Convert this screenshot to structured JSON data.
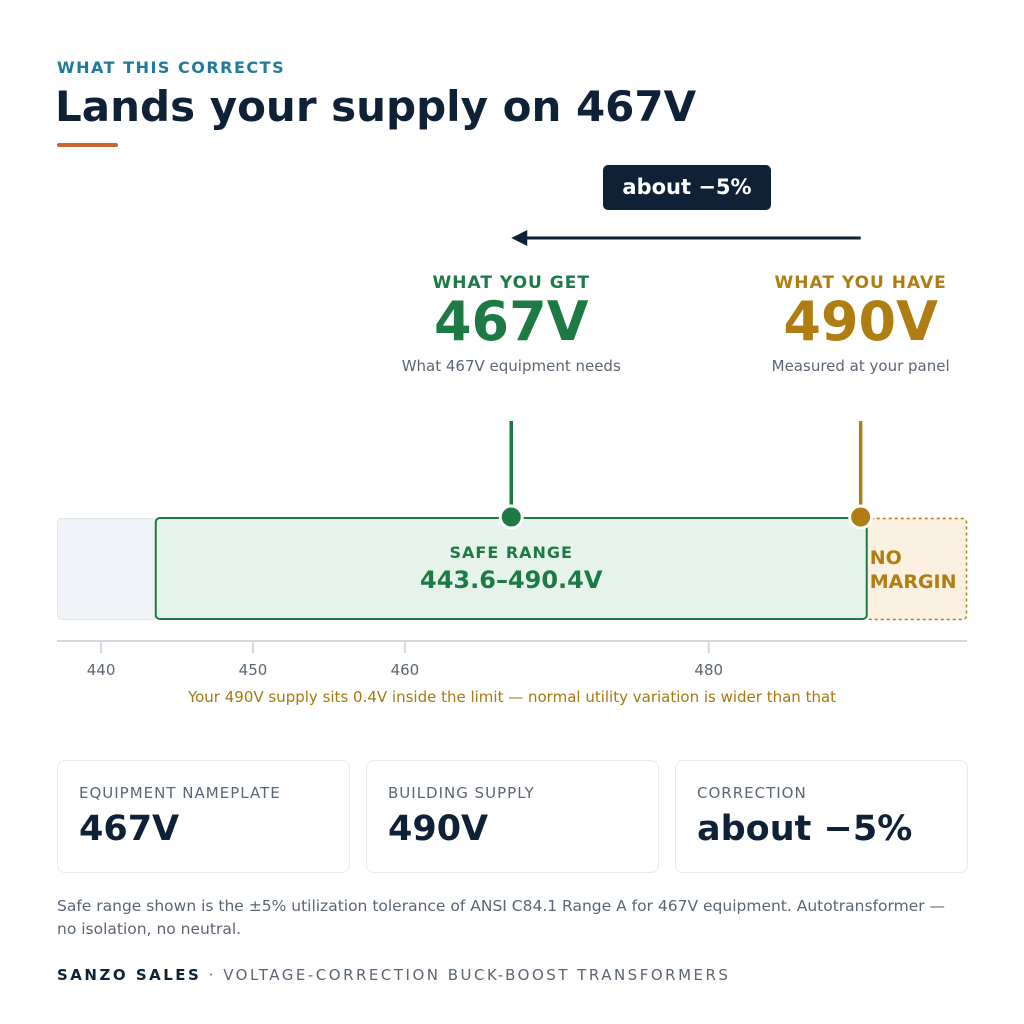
{
  "header": {
    "eyebrow": "WHAT THIS CORRECTS",
    "title": "Lands your supply on 467V"
  },
  "shift": {
    "label": "about −5%"
  },
  "target": {
    "caption": "WHAT YOU GET",
    "value": "467V",
    "note": "What 467V equipment needs"
  },
  "current": {
    "caption": "WHAT YOU HAVE",
    "value": "490V",
    "note": "Measured at your panel"
  },
  "scale": {
    "xlim": [
      437.1,
      497
    ],
    "xticks": [
      440,
      450,
      460,
      480
    ],
    "safe_range": {
      "label": "SAFE RANGE",
      "value_label": "443.6–490.4V",
      "low": 443.6,
      "high": 490.4
    },
    "no_margin_label": "NO MARGIN",
    "markers": [
      467,
      490
    ],
    "note": "Your 490V supply sits 0.4V inside the limit — normal utility variation is wider than that"
  },
  "cards": [
    {
      "label": "EQUIPMENT NAMEPLATE",
      "value": "467V"
    },
    {
      "label": "BUILDING SUPPLY",
      "value": "490V"
    },
    {
      "label": "CORRECTION",
      "value": "about −5%"
    }
  ],
  "footnote": "Safe range shown is the ±5% utilization tolerance of ANSI C84.1 Range A for 467V equipment. Autotransformer — no isolation, no neutral.",
  "footer": {
    "brand": "SANZO SALES",
    "separator": "·",
    "tagline": "VOLTAGE-CORRECTION BUCK-BOOST TRANSFORMERS"
  }
}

> [Stated exercise] Gather up the lines containing the word "CORRECTION" from these records and copy them.

> [Task solution]
      "label": "CORRECTION",
    "tagline": "VOLTAGE-CORRECTION BUCK-BOOST TRANSFORMERS"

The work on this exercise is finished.